# Exercise input start
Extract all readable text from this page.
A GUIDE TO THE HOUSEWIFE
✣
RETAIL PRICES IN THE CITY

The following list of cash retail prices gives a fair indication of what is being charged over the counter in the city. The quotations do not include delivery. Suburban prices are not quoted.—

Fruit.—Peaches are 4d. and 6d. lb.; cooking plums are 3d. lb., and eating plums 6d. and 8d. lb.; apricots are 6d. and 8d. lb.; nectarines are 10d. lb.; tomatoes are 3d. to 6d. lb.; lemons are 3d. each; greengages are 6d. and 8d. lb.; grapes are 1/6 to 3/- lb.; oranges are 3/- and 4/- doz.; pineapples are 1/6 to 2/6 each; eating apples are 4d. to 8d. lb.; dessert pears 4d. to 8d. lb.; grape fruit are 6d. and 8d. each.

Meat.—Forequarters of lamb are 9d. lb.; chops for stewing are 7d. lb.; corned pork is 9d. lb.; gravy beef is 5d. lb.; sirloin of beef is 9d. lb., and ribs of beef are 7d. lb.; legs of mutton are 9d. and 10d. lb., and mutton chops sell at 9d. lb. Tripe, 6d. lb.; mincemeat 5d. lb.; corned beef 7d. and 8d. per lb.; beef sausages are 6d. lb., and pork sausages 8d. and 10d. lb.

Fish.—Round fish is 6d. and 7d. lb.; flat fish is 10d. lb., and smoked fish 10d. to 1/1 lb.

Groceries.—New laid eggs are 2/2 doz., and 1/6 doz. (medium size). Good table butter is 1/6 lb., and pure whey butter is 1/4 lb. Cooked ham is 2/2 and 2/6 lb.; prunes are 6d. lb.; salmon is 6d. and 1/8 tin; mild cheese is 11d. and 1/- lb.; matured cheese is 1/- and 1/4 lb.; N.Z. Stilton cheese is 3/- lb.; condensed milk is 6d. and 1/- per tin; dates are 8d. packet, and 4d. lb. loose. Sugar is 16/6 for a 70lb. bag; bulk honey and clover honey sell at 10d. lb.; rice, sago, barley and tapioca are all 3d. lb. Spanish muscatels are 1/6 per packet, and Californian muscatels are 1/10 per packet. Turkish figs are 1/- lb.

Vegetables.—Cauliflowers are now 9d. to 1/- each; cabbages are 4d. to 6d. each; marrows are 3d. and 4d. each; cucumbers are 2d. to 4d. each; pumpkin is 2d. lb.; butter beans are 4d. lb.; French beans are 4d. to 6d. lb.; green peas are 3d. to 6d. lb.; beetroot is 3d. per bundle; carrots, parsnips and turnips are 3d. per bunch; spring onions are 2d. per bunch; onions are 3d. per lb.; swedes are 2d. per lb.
# Exercise input end
# Exercise input start
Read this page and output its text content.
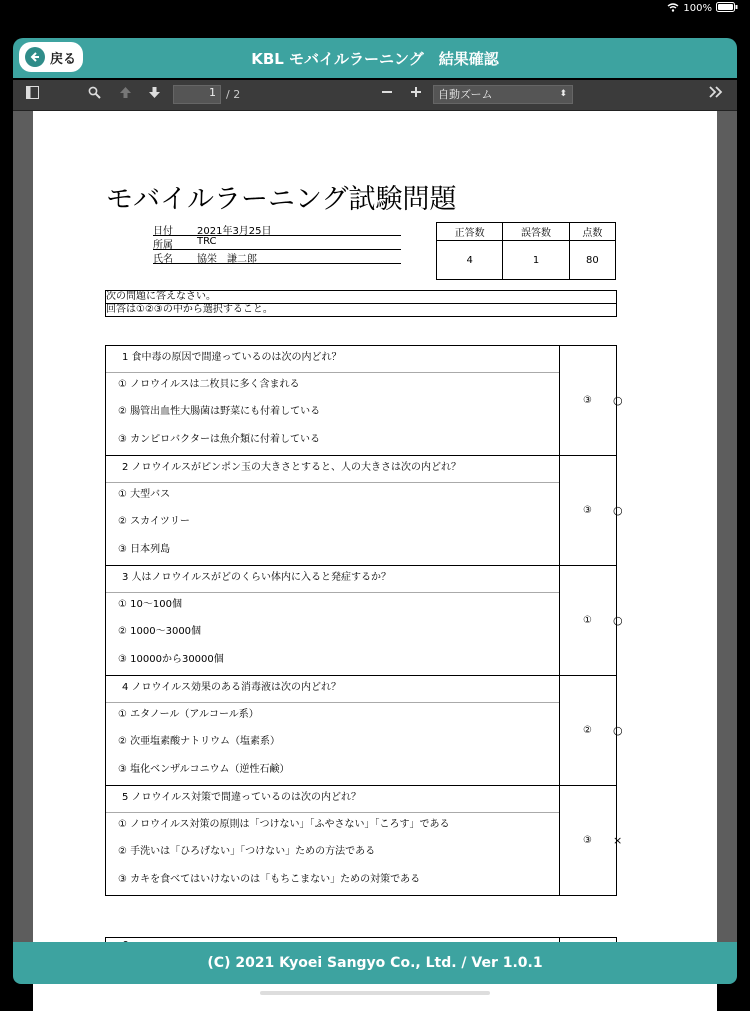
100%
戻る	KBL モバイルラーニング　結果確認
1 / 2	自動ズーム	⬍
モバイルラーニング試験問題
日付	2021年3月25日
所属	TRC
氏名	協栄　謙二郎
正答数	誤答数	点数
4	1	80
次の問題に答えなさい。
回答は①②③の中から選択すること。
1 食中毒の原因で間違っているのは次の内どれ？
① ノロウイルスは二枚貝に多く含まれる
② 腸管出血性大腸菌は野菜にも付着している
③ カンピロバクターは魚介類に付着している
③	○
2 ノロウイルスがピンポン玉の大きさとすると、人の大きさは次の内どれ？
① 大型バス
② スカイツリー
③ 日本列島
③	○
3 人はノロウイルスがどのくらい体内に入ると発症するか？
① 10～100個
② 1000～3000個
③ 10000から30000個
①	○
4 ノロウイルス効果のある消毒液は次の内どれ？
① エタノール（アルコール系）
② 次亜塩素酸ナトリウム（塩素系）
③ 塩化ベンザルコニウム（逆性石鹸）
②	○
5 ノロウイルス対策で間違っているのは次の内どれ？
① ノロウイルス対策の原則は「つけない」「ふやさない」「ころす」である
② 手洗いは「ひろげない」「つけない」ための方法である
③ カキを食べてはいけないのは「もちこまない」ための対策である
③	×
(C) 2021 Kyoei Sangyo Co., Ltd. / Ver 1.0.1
# Exercise input end
# Exercise input start
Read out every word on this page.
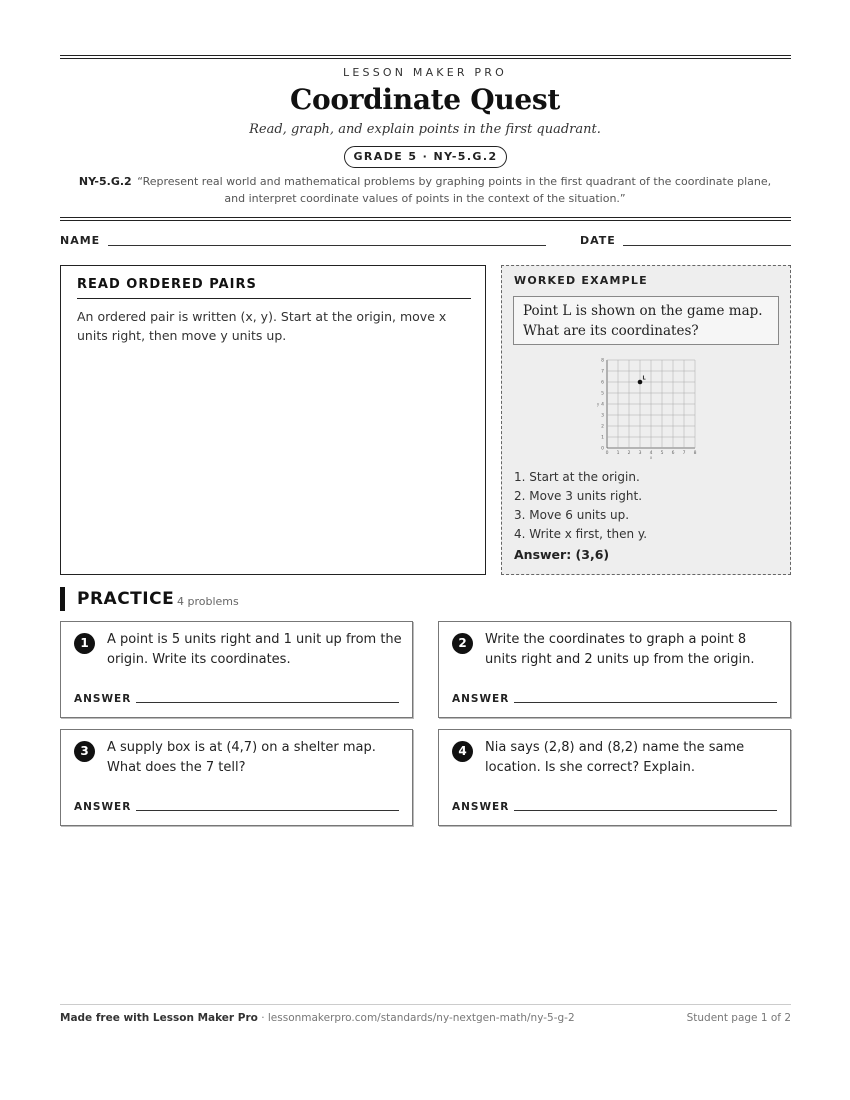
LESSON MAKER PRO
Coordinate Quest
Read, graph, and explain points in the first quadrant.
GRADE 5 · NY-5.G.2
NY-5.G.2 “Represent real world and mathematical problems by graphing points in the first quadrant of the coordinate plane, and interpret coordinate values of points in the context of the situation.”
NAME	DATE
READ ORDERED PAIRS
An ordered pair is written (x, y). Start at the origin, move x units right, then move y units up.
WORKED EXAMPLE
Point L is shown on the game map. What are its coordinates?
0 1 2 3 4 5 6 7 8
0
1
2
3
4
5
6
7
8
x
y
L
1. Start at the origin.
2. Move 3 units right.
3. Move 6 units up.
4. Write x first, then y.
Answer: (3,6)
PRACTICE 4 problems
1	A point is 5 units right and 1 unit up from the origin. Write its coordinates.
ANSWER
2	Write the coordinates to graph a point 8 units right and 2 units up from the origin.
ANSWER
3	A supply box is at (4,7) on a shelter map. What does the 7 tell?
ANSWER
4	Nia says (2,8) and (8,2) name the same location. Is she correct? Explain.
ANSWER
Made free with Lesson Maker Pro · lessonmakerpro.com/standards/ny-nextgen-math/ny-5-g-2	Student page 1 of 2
# Exercise input end
- Goal of the exercise:
Isolate the lines that hold the word "sell" and copy all of them.

- Output below:
Meat.—Forequarters of lamb are 9d. lb.; chops for stewing are 7d. lb.; corned pork is 9d. lb.; gravy beef is 5d. lb.; sirloin of beef is 9d. lb., and ribs of beef are 7d. lb.; legs of mutton are 9d. and 10d. lb., and mutton chops sell at 9d. lb. Tripe, 6d. lb.; mincemeat 5d. lb.; corned beef 7d. and 8d. per lb.; beef sausages are 6d. lb., and pork sausages 8d. and 10d. lb.
Groceries.—New laid eggs are 2/2 doz., and 1/6 doz. (medium size). Good table butter is 1/6 lb., and pure whey butter is 1/4 lb. Cooked ham is 2/2 and 2/6 lb.; prunes are 6d. lb.; salmon is 6d. and 1/8 tin; mild cheese is 11d. and 1/- lb.; matured cheese is 1/- and 1/4 lb.; N.Z. Stilton cheese is 3/- lb.; condensed milk is 6d. and 1/- per tin; dates are 8d. packet, and 4d. lb. loose. Sugar is 16/6 for a 70lb. bag; bulk honey and clover honey sell at 10d. lb.; rice, sago, barley and tapioca are all 3d. lb. Spanish muscatels are 1/6 per packet, and Californian muscatels are 1/10 per packet. Turkish figs are 1/- lb.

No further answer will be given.